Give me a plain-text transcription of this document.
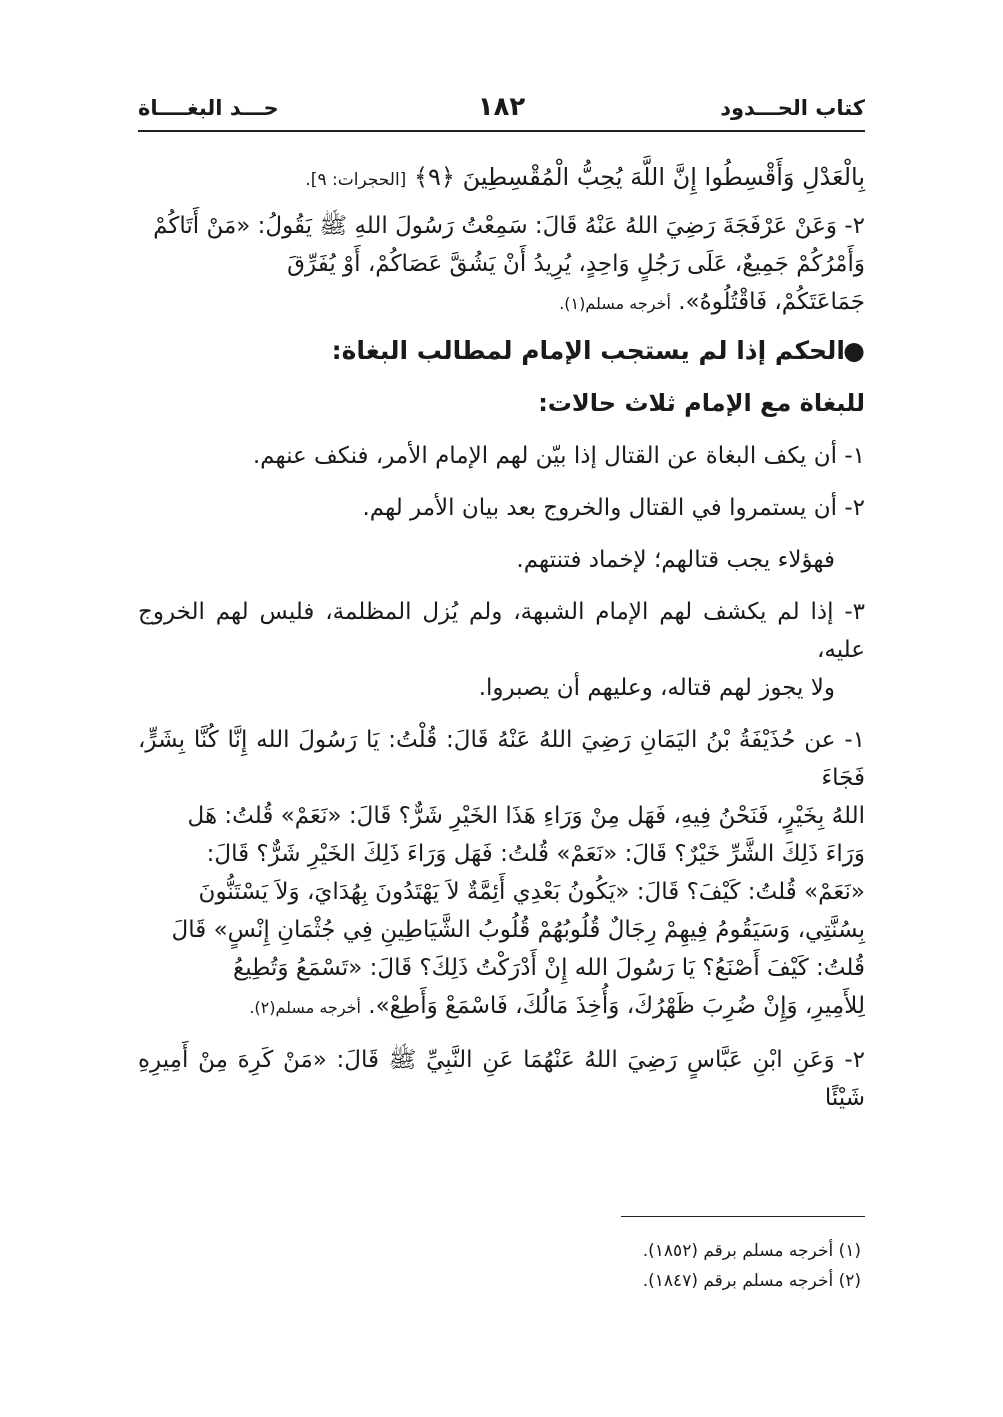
كتاب الحـــدود
١٨٢
حـــد البغــــاة

بِالْعَدْلِ وَأَقْسِطُوا إِنَّ اللَّهَ يُحِبُّ الْمُقْسِطِينَ ﴿٩﴾ [الحجرات: ٩].

٢- وَعَنْ عَرْفَجَةَ رَضِيَ اللهُ عَنْهُ قَالَ: سَمِعْتُ رَسُولَ اللهِ ﷺ يَقُولُ: «مَنْ أَتَاكُمْ

وَأَمْرُكُمْ جَمِيعٌ، عَلَى رَجُلٍ وَاحِدٍ، يُرِيدُ أَنْ يَشُقَّ عَصَاكُمْ، أَوْ يُفَرِّقَ

جَمَاعَتَكُمْ، فَاقْتُلُوهُ». أخرجه مسلم(١).

●
الحكم إذا لم يستجب الإمام لمطالب البغاة:

للبغاة مع الإمام ثلاث حالات:

١- أن يكف البغاة عن القتال إذا بيّن لهم الإمام الأمر، فنكف عنهم.

٢- أن يستمروا في القتال والخروج بعد بيان الأمر لهم.

فهؤلاء يجب قتالهم؛ لإخماد فتنتهم.

٣- إذا لم يكشف لهم الإمام الشبهة، ولم يُزل المظلمة، فليس لهم الخروج عليه،

ولا يجوز لهم قتاله، وعليهم أن يصبروا.

١- عن حُذَيْفَةُ بْنُ اليَمَانِ رَضِيَ اللهُ عَنْهُ قَالَ: قُلْتُ: يَا رَسُولَ الله إِنَّا كُنَّا بِشَرٍّ، فَجَاءَ

اللهُ بِخَيْرٍ، فَنَحْنُ فِيهِ، فَهَل مِنْ وَرَاءِ هَذَا الخَيْرِ شَرٌّ؟ قَالَ: «نَعَمْ» قُلتُ: هَل

وَرَاءَ ذَلِكَ الشَّرِّ خَيْرٌ؟ قَالَ: «نَعَمْ» قُلتُ: فَهَل وَرَاءَ ذَلِكَ الخَيْرِ شَرٌّ؟ قَالَ:

«نَعَمْ» قُلتُ: كَيْفَ؟ قَالَ: «يَكُونُ بَعْدِي أَئِمَّةٌ لاَ يَهْتَدُونَ بِهُدَايَ، وَلاَ يَسْتَنُّونَ

بِسُنَّتِي، وَسَيَقُومُ فِيهِمْ رِجَالٌ قُلُوبُهُمْ قُلُوبُ الشَّيَاطِينِ فِي جُثْمَانِ إِنْسٍ» قَالَ

قُلتُ: كَيْفَ أَصْنَعُ؟ يَا رَسُولَ الله إِنْ أَدْرَكْتُ ذَلِكَ؟ قَالَ: «تَسْمَعُ وَتُطِيعُ

لِلأَمِيرِ، وَإِنْ ضُرِبَ ظَهْرُكَ، وَأُخِذَ مَالُكَ، فَاسْمَعْ وَأَطِعْ». أخرجه مسلم(٢).

٢- وَعَنِ ابْنِ عَبَّاسٍ رَضِيَ اللهُ عَنْهُمَا عَنِ النَّبِيِّ ﷺ قَالَ: «مَنْ كَرِهَ مِنْ أَمِيرِهِ شَيْئًا

(١) أخرجه مسلم برقم (١٨٥٢).

(٢) أخرجه مسلم برقم (١٨٤٧).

----------

## [OBJECTIVE]
Do not include the images; transcribe the rest of the listing exactly.

## [SOLUTION BELOW]
Give me a plain-text transcription of this document.
كتاب الحـــدود
١٨٢
حـــد البغــــاة

بِالْعَدْلِ وَأَقْسِطُوا إِنَّ اللَّهَ يُحِبُّ الْمُقْسِطِينَ ﴿٩﴾ [الحجرات: ٩].

٢- وَعَنْ عَرْفَجَةَ رَضِيَ اللهُ عَنْهُ قَالَ: سَمِعْتُ رَسُولَ اللهِ ﷺ يَقُولُ: «مَنْ أَتَاكُمْ

وَأَمْرُكُمْ جَمِيعٌ، عَلَى رَجُلٍ وَاحِدٍ، يُرِيدُ أَنْ يَشُقَّ عَصَاكُمْ، أَوْ يُفَرِّقَ

جَمَاعَتَكُمْ، فَاقْتُلُوهُ». أخرجه مسلم(١).

●
الحكم إذا لم يستجب الإمام لمطالب البغاة:

للبغاة مع الإمام ثلاث حالات:

١- أن يكف البغاة عن القتال إذا بيّن لهم الإمام الأمر، فنكف عنهم.

٢- أن يستمروا في القتال والخروج بعد بيان الأمر لهم.

فهؤلاء يجب قتالهم؛ لإخماد فتنتهم.

٣- إذا لم يكشف لهم الإمام الشبهة، ولم يُزل المظلمة، فليس لهم الخروج عليه،

ولا يجوز لهم قتاله، وعليهم أن يصبروا.

١- عن حُذَيْفَةُ بْنُ اليَمَانِ رَضِيَ اللهُ عَنْهُ قَالَ: قُلْتُ: يَا رَسُولَ الله إِنَّا كُنَّا بِشَرٍّ، فَجَاءَ

اللهُ بِخَيْرٍ، فَنَحْنُ فِيهِ، فَهَل مِنْ وَرَاءِ هَذَا الخَيْرِ شَرٌّ؟ قَالَ: «نَعَمْ» قُلتُ: هَل

وَرَاءَ ذَلِكَ الشَّرِّ خَيْرٌ؟ قَالَ: «نَعَمْ» قُلتُ: فَهَل وَرَاءَ ذَلِكَ الخَيْرِ شَرٌّ؟ قَالَ:

«نَعَمْ» قُلتُ: كَيْفَ؟ قَالَ: «يَكُونُ بَعْدِي أَئِمَّةٌ لاَ يَهْتَدُونَ بِهُدَايَ، وَلاَ يَسْتَنُّونَ

بِسُنَّتِي، وَسَيَقُومُ فِيهِمْ رِجَالٌ قُلُوبُهُمْ قُلُوبُ الشَّيَاطِينِ فِي جُثْمَانِ إِنْسٍ» قَالَ

قُلتُ: كَيْفَ أَصْنَعُ؟ يَا رَسُولَ الله إِنْ أَدْرَكْتُ ذَلِكَ؟ قَالَ: «تَسْمَعُ وَتُطِيعُ

لِلأَمِيرِ، وَإِنْ ضُرِبَ ظَهْرُكَ، وَأُخِذَ مَالُكَ، فَاسْمَعْ وَأَطِعْ». أخرجه مسلم(٢).

٢- وَعَنِ ابْنِ عَبَّاسٍ رَضِيَ اللهُ عَنْهُمَا عَنِ النَّبِيِّ ﷺ قَالَ: «مَنْ كَرِهَ مِنْ أَمِيرِهِ شَيْئًا

(١) أخرجه مسلم برقم (١٨٥٢).

(٢) أخرجه مسلم برقم (١٨٤٧).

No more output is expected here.